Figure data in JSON

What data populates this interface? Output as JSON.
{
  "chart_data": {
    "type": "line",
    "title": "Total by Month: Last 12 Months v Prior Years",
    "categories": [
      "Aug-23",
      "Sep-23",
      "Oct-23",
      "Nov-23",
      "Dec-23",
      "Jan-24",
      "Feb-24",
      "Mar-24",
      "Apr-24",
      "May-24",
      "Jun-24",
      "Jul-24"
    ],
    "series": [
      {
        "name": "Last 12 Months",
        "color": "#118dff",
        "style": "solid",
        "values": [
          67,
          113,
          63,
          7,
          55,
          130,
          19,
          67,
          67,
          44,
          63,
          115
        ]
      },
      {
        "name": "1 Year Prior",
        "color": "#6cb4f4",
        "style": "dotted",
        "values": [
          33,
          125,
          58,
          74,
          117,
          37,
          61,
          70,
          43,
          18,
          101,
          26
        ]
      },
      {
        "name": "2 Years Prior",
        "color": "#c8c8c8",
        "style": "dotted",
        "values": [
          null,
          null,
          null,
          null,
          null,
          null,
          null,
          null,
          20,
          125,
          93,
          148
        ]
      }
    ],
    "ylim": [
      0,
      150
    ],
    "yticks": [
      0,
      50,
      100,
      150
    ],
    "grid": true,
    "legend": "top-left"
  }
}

**The problem:**
Write out each line of the data above again, exactly as given.

**Exercise solution:**
What data populates this interface? Output as JSON.
{
  "chart_data": {
    "type": "line",
    "title": "Total by Month: Last 12 Months v Prior Years",
    "categories": [
      "Aug-23",
      "Sep-23",
      "Oct-23",
      "Nov-23",
      "Dec-23",
      "Jan-24",
      "Feb-24",
      "Mar-24",
      "Apr-24",
      "May-24",
      "Jun-24",
      "Jul-24"
    ],
    "series": [
      {
        "name": "Last 12 Months",
        "color": "#118dff",
        "style": "solid",
        "values": [
          67,
          113,
          63,
          7,
          55,
          130,
          19,
          67,
          67,
          44,
          63,
          115
        ]
      },
      {
        "name": "1 Year Prior",
        "color": "#6cb4f4",
        "style": "dotted",
        "values": [
          33,
          125,
          58,
          74,
          117,
          37,
          61,
          70,
          43,
          18,
          101,
          26
        ]
      },
      {
        "name": "2 Years Prior",
        "color": "#c8c8c8",
        "style": "dotted",
        "values": [
          null,
          null,
          null,
          null,
          null,
          null,
          null,
          null,
          20,
          125,
          93,
          148
        ]
      }
    ],
    "ylim": [
      0,
      150
    ],
    "yticks": [
      0,
      50,
      100,
      150
    ],
    "grid": true,
    "legend": "top-left"
  }
}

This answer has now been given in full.